# STATED TASK
Look through the data for the string "Angeles". Copy every line where it is found.

# DATASET EXCERPTS
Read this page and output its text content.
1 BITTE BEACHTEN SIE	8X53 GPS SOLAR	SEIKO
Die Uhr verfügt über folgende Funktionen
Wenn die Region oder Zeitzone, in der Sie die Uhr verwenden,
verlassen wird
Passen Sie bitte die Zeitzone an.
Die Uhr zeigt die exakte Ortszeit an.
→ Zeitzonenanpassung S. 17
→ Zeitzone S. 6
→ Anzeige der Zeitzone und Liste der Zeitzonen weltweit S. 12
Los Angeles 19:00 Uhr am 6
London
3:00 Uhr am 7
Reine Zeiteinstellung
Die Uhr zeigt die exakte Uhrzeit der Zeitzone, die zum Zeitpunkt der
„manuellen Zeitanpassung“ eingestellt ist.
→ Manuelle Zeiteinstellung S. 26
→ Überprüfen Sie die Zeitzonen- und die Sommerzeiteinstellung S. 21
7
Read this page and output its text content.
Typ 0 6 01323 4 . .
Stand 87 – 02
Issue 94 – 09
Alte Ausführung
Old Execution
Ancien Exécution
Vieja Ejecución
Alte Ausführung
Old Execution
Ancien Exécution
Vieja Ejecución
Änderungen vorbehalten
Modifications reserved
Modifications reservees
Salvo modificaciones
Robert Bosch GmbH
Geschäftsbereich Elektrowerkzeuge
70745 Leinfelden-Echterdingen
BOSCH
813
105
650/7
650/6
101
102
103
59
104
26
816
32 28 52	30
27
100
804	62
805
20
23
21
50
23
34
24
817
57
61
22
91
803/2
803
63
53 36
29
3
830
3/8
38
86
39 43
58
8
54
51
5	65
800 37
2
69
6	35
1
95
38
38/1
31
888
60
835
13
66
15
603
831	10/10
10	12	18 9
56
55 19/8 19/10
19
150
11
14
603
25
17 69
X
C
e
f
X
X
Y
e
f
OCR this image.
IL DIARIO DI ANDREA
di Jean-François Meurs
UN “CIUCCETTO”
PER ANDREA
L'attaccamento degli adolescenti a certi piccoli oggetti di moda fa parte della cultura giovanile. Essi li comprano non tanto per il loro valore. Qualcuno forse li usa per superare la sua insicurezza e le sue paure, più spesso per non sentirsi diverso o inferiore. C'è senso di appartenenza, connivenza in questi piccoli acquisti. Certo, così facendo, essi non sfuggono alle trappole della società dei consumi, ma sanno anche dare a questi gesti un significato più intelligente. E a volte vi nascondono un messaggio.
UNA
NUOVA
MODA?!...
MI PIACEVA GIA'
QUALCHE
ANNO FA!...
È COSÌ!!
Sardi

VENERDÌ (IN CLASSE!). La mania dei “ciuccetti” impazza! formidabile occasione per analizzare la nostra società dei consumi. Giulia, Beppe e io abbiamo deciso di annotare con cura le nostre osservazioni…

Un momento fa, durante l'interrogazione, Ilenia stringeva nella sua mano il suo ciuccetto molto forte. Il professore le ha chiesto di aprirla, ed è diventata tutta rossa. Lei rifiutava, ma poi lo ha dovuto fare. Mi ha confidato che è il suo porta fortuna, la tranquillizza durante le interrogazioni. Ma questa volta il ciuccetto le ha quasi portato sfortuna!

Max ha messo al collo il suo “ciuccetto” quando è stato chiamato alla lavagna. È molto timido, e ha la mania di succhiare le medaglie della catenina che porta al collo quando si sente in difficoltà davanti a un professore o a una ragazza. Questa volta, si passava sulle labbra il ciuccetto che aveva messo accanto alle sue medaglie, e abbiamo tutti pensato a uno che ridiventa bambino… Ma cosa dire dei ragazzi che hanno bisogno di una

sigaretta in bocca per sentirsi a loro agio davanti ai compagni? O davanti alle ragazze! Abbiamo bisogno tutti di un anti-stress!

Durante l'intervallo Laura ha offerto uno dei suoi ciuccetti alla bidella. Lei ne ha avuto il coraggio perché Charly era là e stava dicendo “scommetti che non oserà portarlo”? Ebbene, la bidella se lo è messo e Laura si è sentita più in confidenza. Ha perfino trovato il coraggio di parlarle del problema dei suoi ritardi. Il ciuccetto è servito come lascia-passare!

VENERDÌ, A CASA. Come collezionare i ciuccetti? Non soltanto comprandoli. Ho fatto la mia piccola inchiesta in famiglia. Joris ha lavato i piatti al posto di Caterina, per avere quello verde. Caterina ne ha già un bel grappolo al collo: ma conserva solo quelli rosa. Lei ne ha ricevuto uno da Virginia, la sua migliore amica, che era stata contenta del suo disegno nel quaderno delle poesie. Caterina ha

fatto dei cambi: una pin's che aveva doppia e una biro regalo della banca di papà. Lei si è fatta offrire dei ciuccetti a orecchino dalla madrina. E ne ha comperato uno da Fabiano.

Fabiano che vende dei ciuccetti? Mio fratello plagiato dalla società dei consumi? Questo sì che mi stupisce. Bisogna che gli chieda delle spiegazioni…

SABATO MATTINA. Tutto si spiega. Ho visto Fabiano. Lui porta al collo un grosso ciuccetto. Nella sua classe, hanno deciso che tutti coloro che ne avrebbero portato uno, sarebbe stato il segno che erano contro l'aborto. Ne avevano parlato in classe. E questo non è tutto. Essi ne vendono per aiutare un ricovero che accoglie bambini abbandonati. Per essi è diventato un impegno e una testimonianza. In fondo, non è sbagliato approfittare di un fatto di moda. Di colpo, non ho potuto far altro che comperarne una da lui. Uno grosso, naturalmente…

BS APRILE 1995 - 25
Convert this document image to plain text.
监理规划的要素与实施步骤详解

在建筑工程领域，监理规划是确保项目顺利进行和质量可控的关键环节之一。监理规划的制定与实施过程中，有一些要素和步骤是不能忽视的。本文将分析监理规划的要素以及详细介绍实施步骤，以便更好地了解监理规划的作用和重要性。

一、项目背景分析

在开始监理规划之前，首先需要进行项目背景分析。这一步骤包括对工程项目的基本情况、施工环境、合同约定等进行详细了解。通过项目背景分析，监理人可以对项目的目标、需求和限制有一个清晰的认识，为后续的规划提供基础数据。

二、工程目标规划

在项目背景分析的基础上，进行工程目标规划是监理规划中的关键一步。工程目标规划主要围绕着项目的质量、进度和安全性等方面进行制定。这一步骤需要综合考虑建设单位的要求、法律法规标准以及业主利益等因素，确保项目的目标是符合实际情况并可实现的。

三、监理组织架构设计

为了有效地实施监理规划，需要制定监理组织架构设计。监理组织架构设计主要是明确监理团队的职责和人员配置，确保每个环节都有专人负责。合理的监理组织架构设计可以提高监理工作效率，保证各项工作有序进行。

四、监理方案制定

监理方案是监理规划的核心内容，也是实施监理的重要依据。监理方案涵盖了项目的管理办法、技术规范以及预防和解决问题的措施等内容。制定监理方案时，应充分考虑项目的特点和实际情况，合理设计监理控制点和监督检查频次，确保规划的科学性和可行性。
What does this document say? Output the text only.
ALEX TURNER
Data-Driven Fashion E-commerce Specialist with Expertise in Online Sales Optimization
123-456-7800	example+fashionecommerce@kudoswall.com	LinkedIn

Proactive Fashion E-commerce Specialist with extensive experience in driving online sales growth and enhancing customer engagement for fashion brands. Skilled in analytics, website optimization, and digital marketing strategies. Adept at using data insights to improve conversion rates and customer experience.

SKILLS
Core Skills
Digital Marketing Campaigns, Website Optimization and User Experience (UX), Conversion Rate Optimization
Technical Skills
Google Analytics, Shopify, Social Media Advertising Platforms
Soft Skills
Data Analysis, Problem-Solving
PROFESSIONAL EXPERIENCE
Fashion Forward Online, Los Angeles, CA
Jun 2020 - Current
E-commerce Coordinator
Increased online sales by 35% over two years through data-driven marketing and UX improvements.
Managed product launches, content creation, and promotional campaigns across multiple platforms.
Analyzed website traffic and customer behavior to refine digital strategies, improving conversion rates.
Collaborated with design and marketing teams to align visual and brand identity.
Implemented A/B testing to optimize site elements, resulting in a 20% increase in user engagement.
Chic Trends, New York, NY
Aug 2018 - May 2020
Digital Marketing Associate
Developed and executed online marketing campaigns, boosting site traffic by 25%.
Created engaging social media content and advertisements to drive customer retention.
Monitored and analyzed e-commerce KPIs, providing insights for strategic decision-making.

# EXERCISE RESULT
Los Angeles 19:00 Uhr am 6
Fashion Forward Online, Los Angeles, CA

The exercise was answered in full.